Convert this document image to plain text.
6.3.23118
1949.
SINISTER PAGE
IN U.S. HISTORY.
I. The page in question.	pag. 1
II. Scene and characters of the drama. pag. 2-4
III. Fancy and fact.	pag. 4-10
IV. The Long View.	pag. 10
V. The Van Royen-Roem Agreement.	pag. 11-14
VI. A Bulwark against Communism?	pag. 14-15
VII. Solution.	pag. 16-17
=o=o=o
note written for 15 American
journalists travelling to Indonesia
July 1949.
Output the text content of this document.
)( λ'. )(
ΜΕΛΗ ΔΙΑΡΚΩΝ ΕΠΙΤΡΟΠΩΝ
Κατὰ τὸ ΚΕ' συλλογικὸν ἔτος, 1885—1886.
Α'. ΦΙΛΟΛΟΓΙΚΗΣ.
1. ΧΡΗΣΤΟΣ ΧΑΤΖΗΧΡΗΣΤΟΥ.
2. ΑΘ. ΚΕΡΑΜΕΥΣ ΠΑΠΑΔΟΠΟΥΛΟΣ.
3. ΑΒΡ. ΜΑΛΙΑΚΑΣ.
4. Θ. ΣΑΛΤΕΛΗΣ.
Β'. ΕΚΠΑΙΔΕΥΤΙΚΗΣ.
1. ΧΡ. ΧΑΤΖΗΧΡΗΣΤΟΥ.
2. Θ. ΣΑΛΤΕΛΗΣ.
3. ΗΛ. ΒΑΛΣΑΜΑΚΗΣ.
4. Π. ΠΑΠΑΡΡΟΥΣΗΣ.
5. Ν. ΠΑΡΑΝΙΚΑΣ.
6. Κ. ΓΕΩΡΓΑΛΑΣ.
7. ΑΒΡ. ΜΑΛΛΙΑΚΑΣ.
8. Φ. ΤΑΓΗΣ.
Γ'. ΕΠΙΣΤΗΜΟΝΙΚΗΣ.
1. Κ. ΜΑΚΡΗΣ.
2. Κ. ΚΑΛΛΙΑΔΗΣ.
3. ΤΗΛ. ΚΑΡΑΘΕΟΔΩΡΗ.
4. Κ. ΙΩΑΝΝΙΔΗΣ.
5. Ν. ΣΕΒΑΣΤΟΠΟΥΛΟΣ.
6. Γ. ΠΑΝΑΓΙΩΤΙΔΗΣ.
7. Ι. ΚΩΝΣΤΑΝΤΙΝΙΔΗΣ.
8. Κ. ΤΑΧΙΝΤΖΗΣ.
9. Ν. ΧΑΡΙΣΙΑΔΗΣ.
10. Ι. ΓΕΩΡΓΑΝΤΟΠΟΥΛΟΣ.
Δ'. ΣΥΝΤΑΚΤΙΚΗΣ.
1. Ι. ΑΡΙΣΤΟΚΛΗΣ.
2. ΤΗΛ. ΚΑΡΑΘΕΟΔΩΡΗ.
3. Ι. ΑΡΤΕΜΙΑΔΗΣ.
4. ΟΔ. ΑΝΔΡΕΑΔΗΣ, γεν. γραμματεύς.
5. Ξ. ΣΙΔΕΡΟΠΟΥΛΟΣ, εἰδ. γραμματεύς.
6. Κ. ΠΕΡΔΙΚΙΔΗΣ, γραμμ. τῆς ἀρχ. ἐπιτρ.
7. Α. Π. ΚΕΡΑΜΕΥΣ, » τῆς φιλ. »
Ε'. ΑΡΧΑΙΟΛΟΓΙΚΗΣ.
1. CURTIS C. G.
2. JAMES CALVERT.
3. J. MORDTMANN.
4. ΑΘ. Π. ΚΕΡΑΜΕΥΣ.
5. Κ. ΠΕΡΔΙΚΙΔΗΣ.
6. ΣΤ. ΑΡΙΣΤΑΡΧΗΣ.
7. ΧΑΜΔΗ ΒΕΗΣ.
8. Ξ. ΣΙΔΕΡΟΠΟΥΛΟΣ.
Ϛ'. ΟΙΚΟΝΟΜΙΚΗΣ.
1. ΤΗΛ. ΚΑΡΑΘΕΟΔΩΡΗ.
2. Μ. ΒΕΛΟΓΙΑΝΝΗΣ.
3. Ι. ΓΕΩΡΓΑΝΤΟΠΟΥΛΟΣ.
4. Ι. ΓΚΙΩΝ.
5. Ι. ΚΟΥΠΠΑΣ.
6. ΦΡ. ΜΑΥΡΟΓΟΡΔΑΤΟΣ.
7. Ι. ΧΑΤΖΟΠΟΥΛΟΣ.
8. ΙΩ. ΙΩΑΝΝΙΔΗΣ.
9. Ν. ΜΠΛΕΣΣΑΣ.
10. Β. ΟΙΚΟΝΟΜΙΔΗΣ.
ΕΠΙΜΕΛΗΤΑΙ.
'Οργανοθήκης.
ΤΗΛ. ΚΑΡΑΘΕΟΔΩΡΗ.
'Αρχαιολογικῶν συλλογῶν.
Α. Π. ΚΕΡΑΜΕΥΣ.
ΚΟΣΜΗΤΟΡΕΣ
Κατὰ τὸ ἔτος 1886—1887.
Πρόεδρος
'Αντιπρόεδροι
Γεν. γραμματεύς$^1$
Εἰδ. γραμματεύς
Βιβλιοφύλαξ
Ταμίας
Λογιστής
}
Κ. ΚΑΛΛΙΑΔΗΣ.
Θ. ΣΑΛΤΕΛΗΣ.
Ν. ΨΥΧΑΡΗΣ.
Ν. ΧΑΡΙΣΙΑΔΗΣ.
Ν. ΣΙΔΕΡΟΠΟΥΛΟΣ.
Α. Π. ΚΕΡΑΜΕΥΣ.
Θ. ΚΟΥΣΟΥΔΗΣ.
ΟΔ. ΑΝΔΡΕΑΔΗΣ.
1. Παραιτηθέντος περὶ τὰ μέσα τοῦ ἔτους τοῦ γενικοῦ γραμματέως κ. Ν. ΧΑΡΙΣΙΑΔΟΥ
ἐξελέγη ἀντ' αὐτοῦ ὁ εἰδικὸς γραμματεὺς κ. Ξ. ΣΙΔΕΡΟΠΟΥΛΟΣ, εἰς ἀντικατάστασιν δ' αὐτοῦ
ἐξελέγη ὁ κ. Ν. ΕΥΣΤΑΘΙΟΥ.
____________
▸ **Exercise objective**
Only the count is wanted: report how many lines of the material above hold the word "ΣΙΔΕΡΟΠΟΥΛΟΣ".

▸ **Exercise response**
4